Return the records that follow, matching each one exactly.

→ Extracted records:

>>>

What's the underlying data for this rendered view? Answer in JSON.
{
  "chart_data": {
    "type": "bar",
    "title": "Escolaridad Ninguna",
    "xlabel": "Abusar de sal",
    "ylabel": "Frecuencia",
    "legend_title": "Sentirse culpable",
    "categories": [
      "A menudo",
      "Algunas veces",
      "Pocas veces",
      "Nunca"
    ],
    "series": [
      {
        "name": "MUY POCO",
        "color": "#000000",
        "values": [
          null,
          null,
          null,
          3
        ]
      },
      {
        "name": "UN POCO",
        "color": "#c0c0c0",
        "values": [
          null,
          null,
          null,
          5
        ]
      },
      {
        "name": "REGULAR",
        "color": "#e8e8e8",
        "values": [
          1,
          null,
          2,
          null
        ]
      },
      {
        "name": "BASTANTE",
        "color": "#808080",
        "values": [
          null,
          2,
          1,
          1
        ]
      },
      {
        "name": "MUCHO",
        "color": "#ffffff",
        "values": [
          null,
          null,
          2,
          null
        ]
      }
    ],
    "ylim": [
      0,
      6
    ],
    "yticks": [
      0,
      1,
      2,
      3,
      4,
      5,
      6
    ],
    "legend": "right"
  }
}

<<<

→ Result:
What's the underlying data for this rendered view? Answer in JSON.
{
  "chart_data": {
    "type": "bar",
    "title": "Escolaridad Ninguna",
    "xlabel": "Abusar de sal",
    "ylabel": "Frecuencia",
    "legend_title": "Sentirse culpable",
    "categories": [
      "A menudo",
      "Algunas veces",
      "Pocas veces",
      "Nunca"
    ],
    "series": [
      {
        "name": "MUY POCO",
        "color": "#000000",
        "values": [
          null,
          null,
          null,
          3
        ]
      },
      {
        "name": "UN POCO",
        "color": "#c0c0c0",
        "values": [
          null,
          null,
          null,
          5
        ]
      },
      {
        "name": "REGULAR",
        "color": "#e8e8e8",
        "values": [
          1,
          null,
          2,
          null
        ]
      },
      {
        "name": "BASTANTE",
        "color": "#808080",
        "values": [
          null,
          2,
          1,
          1
        ]
      },
      {
        "name": "MUCHO",
        "color": "#ffffff",
        "values": [
          null,
          null,
          2,
          null
        ]
      }
    ],
    "ylim": [
      0,
      6
    ],
    "yticks": [
      0,
      1,
      2,
      3,
      4,
      5,
      6
    ],
    "legend": "right"
  }
}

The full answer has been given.